(EXTRACT PROVIDED):
+++
A Book from the Library of Defense
Namespaces
Variants
Actions

Library Collections

Webinars & Podcasts
Motions
Disclaimer

Oregon Appellate Court 04-20-11

From OCDLA Library of Defense
Jump to: navigation, search

by: Abassos • April 19, 2011 • no comments

Read the full article for details about the following new cases:

  • Stop (Hall) - Taking ID or information can be a stop under Ashbaugh
  • Aiding and Abetting - Concurrence
  • Stop - Reconsideration in light of Ashbaugh
  • Self-Incrimination - Compelling Circumstances
  • Coercion - Attempt
  • Attempted Aggravated Murder - Intent Instruction
  • Exploitation/Attenuation - Minimal Factual Nexus
  • Restitution Within 90 Days - Good Cause to Extend


Contents

Stop - Hall - Taking ID or information can be a stop

On remand based on Ashbaugh, the Court reconsiders this case and still finds there was a stop. The lesson from Ashbaugh is that:

calm and nonconfrontational questioning about illegal activity is not alone sufficient to reasonably create the impression of authoritative restraint.

However, Ashbaugh did not disavow Hall or Thompkin. The lesson from those cases is that:

taking a person's identification for the purpose of checking on the person's status is one way in which a police officer can show authority that, in combination with other circumstances, can convey to the person whose identification has been obtained that he or she is not free to leave.

Here, the officer wrote down defendant's name and date of birth and asked defendant if she was carrying anything illegal. Thus:

she was not only being questioned about illegal activity, she was under the impression that the police had begun an investigation of her and had not given her any reason to believe that it had ended. Under Hall and Thompkin, those facts add up to a seizure.

State v. Radtke

Aiding and Abetting - Concurrence

A concurrence instruction (aka a Boots instruction) is not necessary where the state is arguing that the defendant could have been either the principal or an accomplice. It is sufficient in an Assault III for five jurors to believe defendant assaulted the victim and for 5 jurors to believe that defendant aided the assault. Of course, you can't be an accomplice to an Assault III "while being aided by another actually present" (see Merida-Medina). But that issue wasn't preserved because while defense counsel moved for an MJOA, there was no exception made to the accomplice jury instruction. See Ryan Submitting Jury Instructions in a Bench Trial . State v. Phillips

Stop - Ashbaugh

Reconsidering this case in light of Ashbaugh, the court finds that a reasonable person in defendant's circumstances would believe he was the subject of a police investigation. Defendant was a passenger in a vehicle stop who tried to walk away. A reasonable person would believe that defendant was (a) under investigation and (b) had his freedom significantly restricted where:

  • the vehicle stop was made at night in a high crime area
  • the police car's lights were flashing
  • defendant tried to walk away and was called back with investigative questions
  • the officer called for cover and two more police cars responded
  • an additional officer arrived, police lights flashing, and started asking investigative questions.
+++
(PROVIDED DATA):
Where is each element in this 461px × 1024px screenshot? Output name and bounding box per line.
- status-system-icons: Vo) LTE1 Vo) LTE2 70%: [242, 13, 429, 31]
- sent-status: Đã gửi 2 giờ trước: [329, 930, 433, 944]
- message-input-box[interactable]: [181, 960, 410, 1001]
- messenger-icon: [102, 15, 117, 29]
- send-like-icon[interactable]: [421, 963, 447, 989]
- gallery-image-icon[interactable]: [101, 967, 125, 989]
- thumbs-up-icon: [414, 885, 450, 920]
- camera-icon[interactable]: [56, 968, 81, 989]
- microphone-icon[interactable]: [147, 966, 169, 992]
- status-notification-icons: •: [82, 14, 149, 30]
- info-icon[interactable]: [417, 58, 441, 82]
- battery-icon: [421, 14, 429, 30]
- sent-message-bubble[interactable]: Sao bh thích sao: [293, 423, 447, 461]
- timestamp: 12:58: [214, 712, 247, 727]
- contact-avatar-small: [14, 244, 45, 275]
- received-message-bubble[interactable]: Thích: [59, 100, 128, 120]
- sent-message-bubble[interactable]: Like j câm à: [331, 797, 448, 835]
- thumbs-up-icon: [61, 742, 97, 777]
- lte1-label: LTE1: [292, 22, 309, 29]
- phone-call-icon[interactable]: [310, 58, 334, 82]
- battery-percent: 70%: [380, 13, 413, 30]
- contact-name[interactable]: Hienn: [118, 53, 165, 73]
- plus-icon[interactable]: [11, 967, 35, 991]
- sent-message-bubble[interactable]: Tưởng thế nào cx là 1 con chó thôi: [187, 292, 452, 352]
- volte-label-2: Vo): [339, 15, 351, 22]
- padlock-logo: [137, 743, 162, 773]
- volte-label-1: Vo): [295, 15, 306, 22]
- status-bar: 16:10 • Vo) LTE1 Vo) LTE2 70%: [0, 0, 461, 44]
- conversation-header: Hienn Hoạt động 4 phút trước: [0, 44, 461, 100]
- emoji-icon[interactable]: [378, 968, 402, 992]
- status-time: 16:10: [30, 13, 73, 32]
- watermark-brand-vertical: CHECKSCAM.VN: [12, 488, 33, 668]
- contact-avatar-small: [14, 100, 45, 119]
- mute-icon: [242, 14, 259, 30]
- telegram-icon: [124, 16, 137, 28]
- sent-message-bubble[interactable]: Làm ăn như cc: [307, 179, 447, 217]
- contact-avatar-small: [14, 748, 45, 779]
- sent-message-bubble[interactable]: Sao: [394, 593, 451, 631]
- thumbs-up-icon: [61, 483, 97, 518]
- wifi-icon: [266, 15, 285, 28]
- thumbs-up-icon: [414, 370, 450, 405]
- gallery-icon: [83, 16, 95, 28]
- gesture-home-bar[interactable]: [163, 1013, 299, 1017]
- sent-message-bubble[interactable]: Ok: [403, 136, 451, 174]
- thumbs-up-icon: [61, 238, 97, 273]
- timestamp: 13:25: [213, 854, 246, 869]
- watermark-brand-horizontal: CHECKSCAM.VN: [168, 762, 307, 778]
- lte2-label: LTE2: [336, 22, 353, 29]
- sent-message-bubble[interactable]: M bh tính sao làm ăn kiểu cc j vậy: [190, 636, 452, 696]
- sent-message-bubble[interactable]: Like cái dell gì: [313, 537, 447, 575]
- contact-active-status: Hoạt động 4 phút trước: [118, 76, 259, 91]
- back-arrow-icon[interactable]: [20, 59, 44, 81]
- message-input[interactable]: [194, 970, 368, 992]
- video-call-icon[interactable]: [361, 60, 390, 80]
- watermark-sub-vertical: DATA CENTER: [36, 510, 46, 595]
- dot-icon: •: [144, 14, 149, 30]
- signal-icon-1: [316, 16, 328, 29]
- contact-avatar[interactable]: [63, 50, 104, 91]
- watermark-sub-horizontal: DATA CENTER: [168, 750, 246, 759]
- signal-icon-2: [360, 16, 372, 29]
+++
(SET PROBLEM 1):
In the case summary, what did the officer write down about the defendant in the first stop case?
(SET PROBLEM 2):
Repeat the passage of the case summary starting with "Stop - Hall" and going on through "of authoritative restraint.".
(SET PROBLEM 3):
Pick up the case summary after its last sentence and keep writing.
You won't need the material for any of this work.

(EXERCISE ANSWER 1):
The defendant's name and date of birth.

(EXERCISE ANSWER 2):
Stop - Hall - Taking ID or information can be a stop

On remand based on Ashbaugh, the Court reconsiders this case and still finds there was a stop. The lesson from Ashbaugh is that:

calm and nonconfrontational questioning about illegal activity is not alone sufficient to reasonably create the impression of authoritative restraint.

(EXERCISE ANSWER 3):
State v. Levias

Compelling Circumstances

Defendant was not in compelling circumstances where the officer walked up to defendant's parked truck and started a conversation. The officer repeatedly told defendant he was "free to go", that it was not a stop, that it was just a conversation and "I'm not running you on the radio or anything". Despite the fact that the officer was investigating suspicious activity, defendant was neither in custody nor in compelling circumstances such that his statement "maybe I should have an attorney present" had any legal effect. State v. Nieman

Coercion - Attempt

Where defendant points a gun at an officer to prevent the officer from writing a ticket, it is not coercion if the officer never intended to write the ticket. The officer is not actually induced to do (or not do) something. However, the victim's intent is not necessary to the question of whether defendant took a substantial step toward the crime. Thus, such facts can support an attempted coercion if defendant intended to induce the officer not to act. State v. Pederson

Attempted Aggravated Murder - Intent Instruction

Following the Supreme Court in Woodman, the court finds that it is not reversible error to use the old standard jury instruction for "intentionally" in relation to Attempted Aggravated Murder. This is true even though the instruction seems to say that one can intend either the result (death) or the conduct which results in death. Note that the Supreme Court clearly disapproves of the instruction and says that a clearer one would be more preferable. However, with murder (and attempted murder) it is otherwise obvious that the defendant must intend to kill. Such is not true with the mental state element for most other crimes. See Crosby. State v. Pederson

Stop - Minimal Factual Nexus

This is the rare case where the court finds that there was a seizure but there was not a minimal factual nexus between the illegal police action and the evidence sought to be suppressed. Defendant passenger was seized when he was told to "stay where you are" while the officer dealt with the driver. But there was no minimal factual nexus between the suspicionless stop and the two meth pipes that rolled out of the car in plain view when defendant was asked to get out of the car:

The only factual connection that we discern in this case between defendant's unlawful seizure and the discovery of the methamphetamine pipes is that the latter occurred after the former began and while the former was ongoing. It was [the officer's] own action in opening the car door, not any action of defendant's that precipitated the discovery of the pipes. That police conduct, however, neither effectuated defendant's unlawful seizure, nor was investigatory in nature. Instead, defendant was removed from the car so that it could be towed. That removal was unrelated to defendant's seizure.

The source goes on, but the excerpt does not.